» **RECORDS FOR THE TASK**
• • • • •

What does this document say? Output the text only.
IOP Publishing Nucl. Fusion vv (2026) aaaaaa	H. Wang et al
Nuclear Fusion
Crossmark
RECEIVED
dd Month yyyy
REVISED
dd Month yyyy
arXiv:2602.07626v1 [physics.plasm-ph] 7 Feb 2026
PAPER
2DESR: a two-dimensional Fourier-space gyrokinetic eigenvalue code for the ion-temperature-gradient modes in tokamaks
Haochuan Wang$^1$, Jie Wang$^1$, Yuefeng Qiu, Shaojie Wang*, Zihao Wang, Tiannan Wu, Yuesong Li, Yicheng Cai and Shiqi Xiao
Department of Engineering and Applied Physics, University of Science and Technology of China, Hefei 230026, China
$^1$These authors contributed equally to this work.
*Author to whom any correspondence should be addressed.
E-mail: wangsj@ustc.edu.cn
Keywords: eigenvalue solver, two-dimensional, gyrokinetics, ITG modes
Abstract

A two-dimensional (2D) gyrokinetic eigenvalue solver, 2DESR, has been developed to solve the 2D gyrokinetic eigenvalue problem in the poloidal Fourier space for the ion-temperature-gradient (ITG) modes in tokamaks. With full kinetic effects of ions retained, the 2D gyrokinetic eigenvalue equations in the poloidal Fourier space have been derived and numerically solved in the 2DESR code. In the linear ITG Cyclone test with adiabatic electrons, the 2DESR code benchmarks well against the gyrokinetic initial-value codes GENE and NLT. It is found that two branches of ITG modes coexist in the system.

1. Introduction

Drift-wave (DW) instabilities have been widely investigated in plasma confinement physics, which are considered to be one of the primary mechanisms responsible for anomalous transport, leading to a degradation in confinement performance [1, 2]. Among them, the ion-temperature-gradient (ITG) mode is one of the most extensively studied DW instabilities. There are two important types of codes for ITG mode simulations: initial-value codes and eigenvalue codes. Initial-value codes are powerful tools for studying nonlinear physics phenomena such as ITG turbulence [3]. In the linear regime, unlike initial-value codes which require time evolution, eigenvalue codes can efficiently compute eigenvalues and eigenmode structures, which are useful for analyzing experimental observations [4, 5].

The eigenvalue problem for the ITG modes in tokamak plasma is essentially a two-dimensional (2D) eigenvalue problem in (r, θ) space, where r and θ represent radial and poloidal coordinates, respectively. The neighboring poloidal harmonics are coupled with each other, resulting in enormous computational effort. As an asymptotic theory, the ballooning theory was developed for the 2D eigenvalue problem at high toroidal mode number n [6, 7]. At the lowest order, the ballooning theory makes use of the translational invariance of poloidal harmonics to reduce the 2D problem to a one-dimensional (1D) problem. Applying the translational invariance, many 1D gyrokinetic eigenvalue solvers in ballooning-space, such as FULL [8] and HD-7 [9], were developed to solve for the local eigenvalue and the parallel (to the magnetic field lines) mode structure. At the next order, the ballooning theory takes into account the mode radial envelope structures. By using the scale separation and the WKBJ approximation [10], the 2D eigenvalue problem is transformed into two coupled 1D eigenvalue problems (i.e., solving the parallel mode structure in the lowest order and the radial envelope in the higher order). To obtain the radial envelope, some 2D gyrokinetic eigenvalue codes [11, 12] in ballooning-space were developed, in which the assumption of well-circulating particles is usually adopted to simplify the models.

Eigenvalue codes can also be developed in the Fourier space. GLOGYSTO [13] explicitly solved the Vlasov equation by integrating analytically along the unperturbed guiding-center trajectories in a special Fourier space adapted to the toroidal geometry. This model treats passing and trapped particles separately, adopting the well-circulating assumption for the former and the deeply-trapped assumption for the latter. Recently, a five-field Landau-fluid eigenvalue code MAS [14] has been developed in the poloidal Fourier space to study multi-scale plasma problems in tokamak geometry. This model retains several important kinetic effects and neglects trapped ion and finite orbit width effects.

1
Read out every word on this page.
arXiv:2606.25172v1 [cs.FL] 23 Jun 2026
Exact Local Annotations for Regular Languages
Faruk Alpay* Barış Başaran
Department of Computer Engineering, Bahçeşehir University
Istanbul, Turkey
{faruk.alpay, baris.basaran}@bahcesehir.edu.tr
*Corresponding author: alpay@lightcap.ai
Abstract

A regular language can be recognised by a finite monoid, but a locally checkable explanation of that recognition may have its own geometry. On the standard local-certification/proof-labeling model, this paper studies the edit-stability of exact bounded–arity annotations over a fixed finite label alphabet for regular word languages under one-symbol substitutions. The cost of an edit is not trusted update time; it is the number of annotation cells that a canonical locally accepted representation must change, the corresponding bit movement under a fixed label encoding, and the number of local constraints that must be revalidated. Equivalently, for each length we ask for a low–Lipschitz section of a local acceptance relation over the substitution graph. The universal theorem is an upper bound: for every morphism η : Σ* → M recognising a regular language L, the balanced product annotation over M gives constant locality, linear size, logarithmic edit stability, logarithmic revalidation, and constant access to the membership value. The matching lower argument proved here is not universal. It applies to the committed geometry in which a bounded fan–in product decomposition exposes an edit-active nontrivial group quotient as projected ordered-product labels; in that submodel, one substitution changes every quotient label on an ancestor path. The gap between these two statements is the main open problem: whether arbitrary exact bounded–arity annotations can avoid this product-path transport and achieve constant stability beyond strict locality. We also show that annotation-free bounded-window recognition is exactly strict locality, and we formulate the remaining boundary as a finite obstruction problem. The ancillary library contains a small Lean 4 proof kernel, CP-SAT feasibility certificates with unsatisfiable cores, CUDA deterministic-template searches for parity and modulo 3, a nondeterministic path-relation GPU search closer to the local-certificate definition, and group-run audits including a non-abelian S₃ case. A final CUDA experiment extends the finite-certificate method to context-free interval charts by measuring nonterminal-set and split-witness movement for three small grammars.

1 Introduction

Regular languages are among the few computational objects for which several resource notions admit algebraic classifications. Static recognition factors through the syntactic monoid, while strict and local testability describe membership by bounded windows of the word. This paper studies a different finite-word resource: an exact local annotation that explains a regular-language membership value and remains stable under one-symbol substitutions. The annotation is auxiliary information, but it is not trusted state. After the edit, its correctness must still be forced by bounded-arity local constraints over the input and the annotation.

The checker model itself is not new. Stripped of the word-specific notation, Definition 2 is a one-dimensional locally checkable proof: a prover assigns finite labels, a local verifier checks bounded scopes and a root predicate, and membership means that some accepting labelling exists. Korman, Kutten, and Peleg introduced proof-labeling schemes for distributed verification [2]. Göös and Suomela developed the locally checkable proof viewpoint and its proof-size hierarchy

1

• • • • •

» **PROBLEM REQUIREMENTS**
Set down every entry again, word for word.

» **TASK OUTPUT**
What does this document say? Output the text only.
IOP Publishing Nucl. Fusion vv (2026) aaaaaa	H. Wang et al
Nuclear Fusion
Crossmark
RECEIVED
dd Month yyyy
REVISED
dd Month yyyy
arXiv:2602.07626v1 [physics.plasm-ph] 7 Feb 2026
PAPER
2DESR: a two-dimensional Fourier-space gyrokinetic eigenvalue code for the ion-temperature-gradient modes in tokamaks
Haochuan Wang$^1$, Jie Wang$^1$, Yuefeng Qiu, Shaojie Wang*, Zihao Wang, Tiannan Wu, Yuesong Li, Yicheng Cai and Shiqi Xiao
Department of Engineering and Applied Physics, University of Science and Technology of China, Hefei 230026, China
$^1$These authors contributed equally to this work.
*Author to whom any correspondence should be addressed.
E-mail: wangsj@ustc.edu.cn
Keywords: eigenvalue solver, two-dimensional, gyrokinetics, ITG modes
Abstract

A two-dimensional (2D) gyrokinetic eigenvalue solver, 2DESR, has been developed to solve the 2D gyrokinetic eigenvalue problem in the poloidal Fourier space for the ion-temperature-gradient (ITG) modes in tokamaks. With full kinetic effects of ions retained, the 2D gyrokinetic eigenvalue equations in the poloidal Fourier space have been derived and numerically solved in the 2DESR code. In the linear ITG Cyclone test with adiabatic electrons, the 2DESR code benchmarks well against the gyrokinetic initial-value codes GENE and NLT. It is found that two branches of ITG modes coexist in the system.

1. Introduction

Drift-wave (DW) instabilities have been widely investigated in plasma confinement physics, which are considered to be one of the primary mechanisms responsible for anomalous transport, leading to a degradation in confinement performance [1, 2]. Among them, the ion-temperature-gradient (ITG) mode is one of the most extensively studied DW instabilities. There are two important types of codes for ITG mode simulations: initial-value codes and eigenvalue codes. Initial-value codes are powerful tools for studying nonlinear physics phenomena such as ITG turbulence [3]. In the linear regime, unlike initial-value codes which require time evolution, eigenvalue codes can efficiently compute eigenvalues and eigenmode structures, which are useful for analyzing experimental observations [4, 5].

The eigenvalue problem for the ITG modes in tokamak plasma is essentially a two-dimensional (2D) eigenvalue problem in (r, θ) space, where r and θ represent radial and poloidal coordinates, respectively. The neighboring poloidal harmonics are coupled with each other, resulting in enormous computational effort. As an asymptotic theory, the ballooning theory was developed for the 2D eigenvalue problem at high toroidal mode number n [6, 7]. At the lowest order, the ballooning theory makes use of the translational invariance of poloidal harmonics to reduce the 2D problem to a one-dimensional (1D) problem. Applying the translational invariance, many 1D gyrokinetic eigenvalue solvers in ballooning-space, such as FULL [8] and HD-7 [9], were developed to solve for the local eigenvalue and the parallel (to the magnetic field lines) mode structure. At the next order, the ballooning theory takes into account the mode radial envelope structures. By using the scale separation and the WKBJ approximation [10], the 2D eigenvalue problem is transformed into two coupled 1D eigenvalue problems (i.e., solving the parallel mode structure in the lowest order and the radial envelope in the higher order). To obtain the radial envelope, some 2D gyrokinetic eigenvalue codes [11, 12] in ballooning-space were developed, in which the assumption of well-circulating particles is usually adopted to simplify the models.

Eigenvalue codes can also be developed in the Fourier space. GLOGYSTO [13] explicitly solved the Vlasov equation by integrating analytically along the unperturbed guiding-center trajectories in a special Fourier space adapted to the toroidal geometry. This model treats passing and trapped particles separately, adopting the well-circulating assumption for the former and the deeply-trapped assumption for the latter. Recently, a five-field Landau-fluid eigenvalue code MAS [14] has been developed in the poloidal Fourier space to study multi-scale plasma problems in tokamak geometry. This model retains several important kinetic effects and neglects trapped ion and finite orbit width effects.

1
Read out every word on this page.
arXiv:2606.25172v1 [cs.FL] 23 Jun 2026
Exact Local Annotations for Regular Languages
Faruk Alpay* Barış Başaran
Department of Computer Engineering, Bahçeşehir University
Istanbul, Turkey
{faruk.alpay, baris.basaran}@bahcesehir.edu.tr
*Corresponding author: alpay@lightcap.ai
Abstract

A regular language can be recognised by a finite monoid, but a locally checkable explanation of that recognition may have its own geometry. On the standard local-certification/proof-labeling model, this paper studies the edit-stability of exact bounded–arity annotations over a fixed finite label alphabet for regular word languages under one-symbol substitutions. The cost of an edit is not trusted update time; it is the number of annotation cells that a canonical locally accepted representation must change, the corresponding bit movement under a fixed label encoding, and the number of local constraints that must be revalidated. Equivalently, for each length we ask for a low–Lipschitz section of a local acceptance relation over the substitution graph. The universal theorem is an upper bound: for every morphism η : Σ* → M recognising a regular language L, the balanced product annotation over M gives constant locality, linear size, logarithmic edit stability, logarithmic revalidation, and constant access to the membership value. The matching lower argument proved here is not universal. It applies to the committed geometry in which a bounded fan–in product decomposition exposes an edit-active nontrivial group quotient as projected ordered-product labels; in that submodel, one substitution changes every quotient label on an ancestor path. The gap between these two statements is the main open problem: whether arbitrary exact bounded–arity annotations can avoid this product-path transport and achieve constant stability beyond strict locality. We also show that annotation-free bounded-window recognition is exactly strict locality, and we formulate the remaining boundary as a finite obstruction problem. The ancillary library contains a small Lean 4 proof kernel, CP-SAT feasibility certificates with unsatisfiable cores, CUDA deterministic-template searches for parity and modulo 3, a nondeterministic path-relation GPU search closer to the local-certificate definition, and group-run audits including a non-abelian S₃ case. A final CUDA experiment extends the finite-certificate method to context-free interval charts by measuring nonterminal-set and split-witness movement for three small grammars.

1 Introduction

Regular languages are among the few computational objects for which several resource notions admit algebraic classifications. Static recognition factors through the syntactic monoid, while strict and local testability describe membership by bounded windows of the word. This paper studies a different finite-word resource: an exact local annotation that explains a regular-language membership value and remains stable under one-symbol substitutions. The annotation is auxiliary information, but it is not trusted state. After the edit, its correctness must still be forced by bounded-arity local constraints over the input and the annotation.

The checker model itself is not new. Stripped of the word-specific notation, Definition 2 is a one-dimensional locally checkable proof: a prover assigns finite labels, a local verifier checks bounded scopes and a root predicate, and membership means that some accepting labelling exists. Korman, Kutten, and Peleg introduced proof-labeling schemes for distributed verification [2]. Göös and Suomela developed the locally checkable proof viewpoint and its proof-size hierarchy

1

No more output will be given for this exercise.